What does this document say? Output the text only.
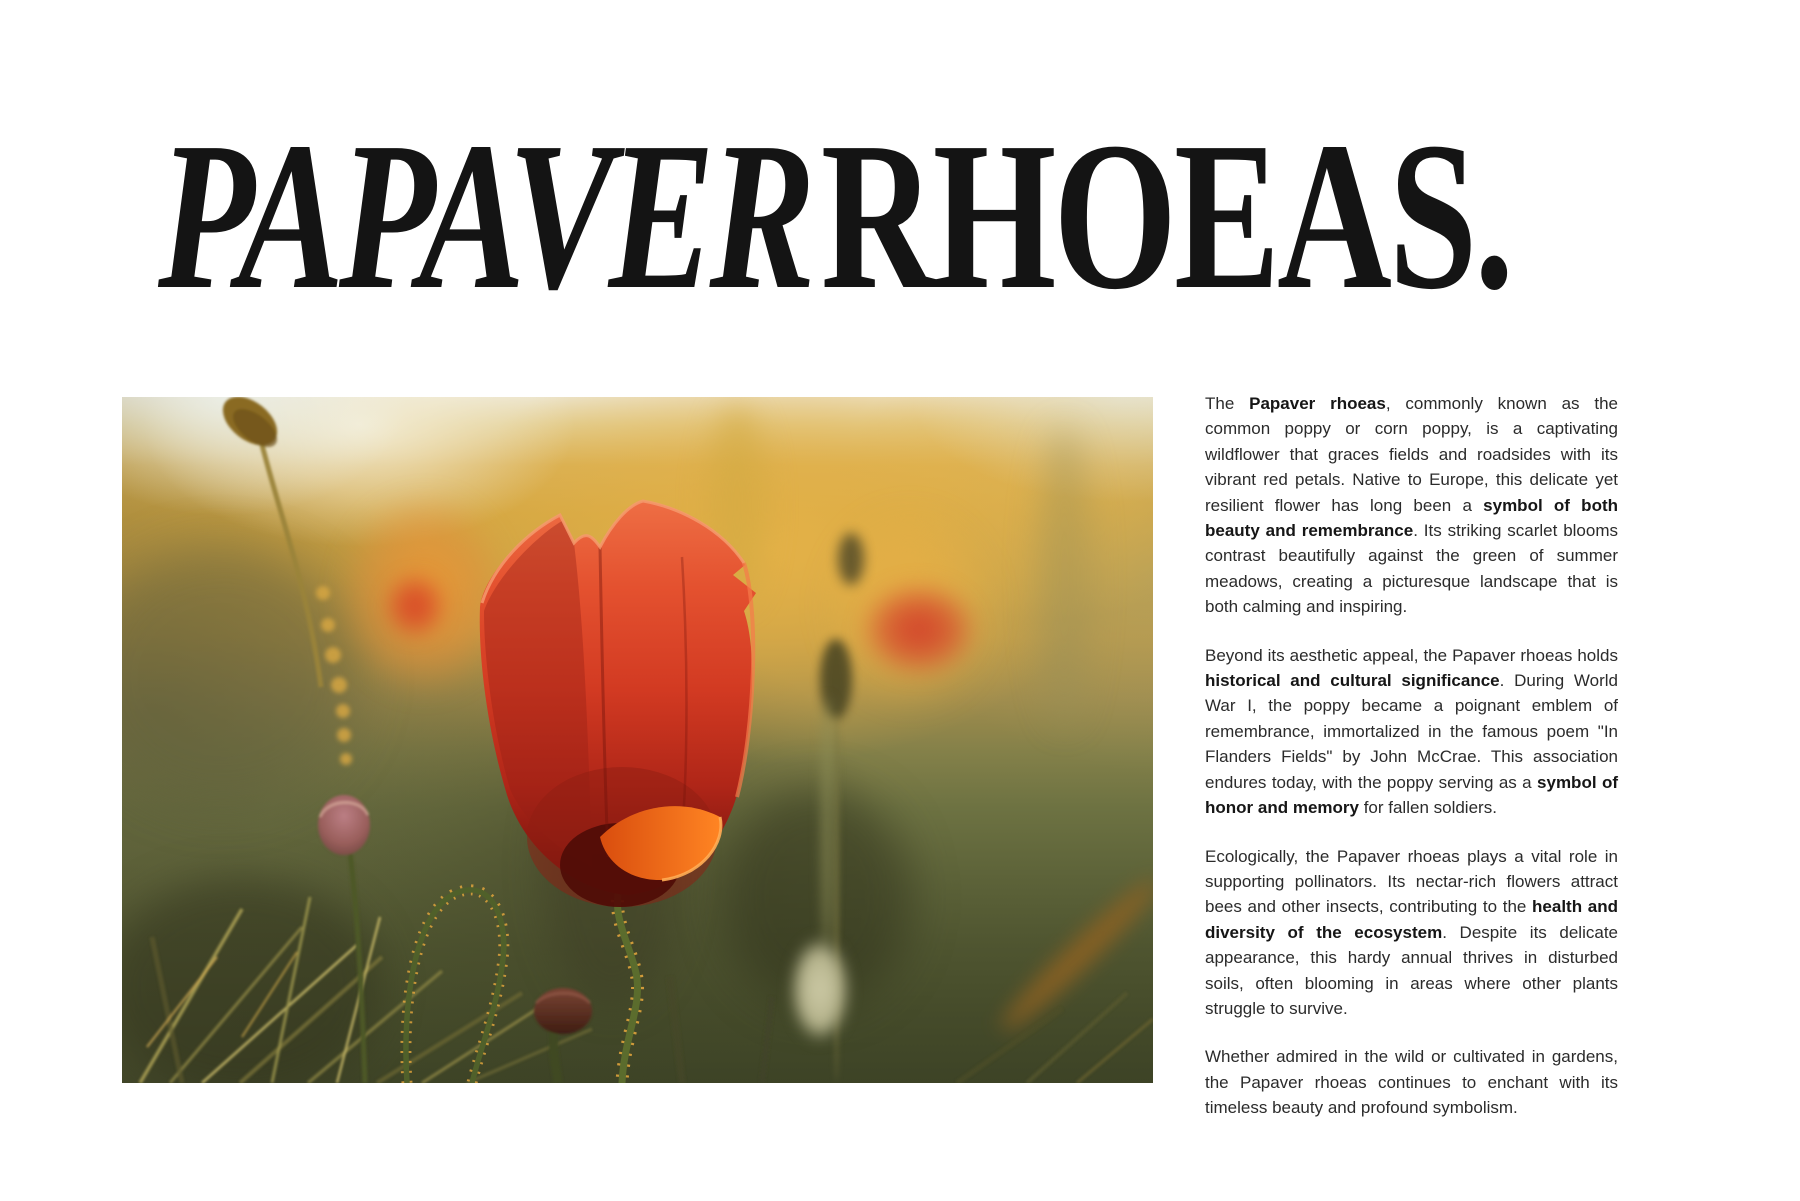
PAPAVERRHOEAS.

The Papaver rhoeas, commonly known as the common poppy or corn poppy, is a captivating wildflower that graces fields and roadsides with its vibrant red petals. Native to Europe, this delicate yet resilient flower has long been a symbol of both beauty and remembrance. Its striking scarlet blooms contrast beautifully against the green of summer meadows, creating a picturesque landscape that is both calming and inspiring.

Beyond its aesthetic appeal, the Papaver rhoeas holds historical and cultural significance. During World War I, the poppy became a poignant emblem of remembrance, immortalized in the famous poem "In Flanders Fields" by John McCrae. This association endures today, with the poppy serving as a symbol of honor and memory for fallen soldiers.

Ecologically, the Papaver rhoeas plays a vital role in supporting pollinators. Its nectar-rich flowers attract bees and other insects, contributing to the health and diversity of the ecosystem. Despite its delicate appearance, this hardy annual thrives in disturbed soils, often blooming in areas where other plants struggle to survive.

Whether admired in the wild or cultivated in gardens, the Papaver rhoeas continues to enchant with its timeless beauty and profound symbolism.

▶ [Exercise prompt] Every line of the records that includes the word "delicate" should be gathered.

▶ [Solution for this exercise]
The Papaver rhoeas, commonly known as the common poppy or corn poppy, is a captivating wildflower that graces fields and roadsides with its vibrant red petals. Native to Europe, this delicate yet resilient flower has long been a symbol of both beauty and remembrance. Its striking scarlet blooms contrast beautifully against the green of summer meadows, creating a picturesque landscape that is both calming and inspiring.
Ecologically, the Papaver rhoeas plays a vital role in supporting pollinators. Its nectar-rich flowers attract bees and other insects, contributing to the health and diversity of the ecosystem. Despite its delicate appearance, this hardy annual thrives in disturbed soils, often blooming in areas where other plants struggle to survive.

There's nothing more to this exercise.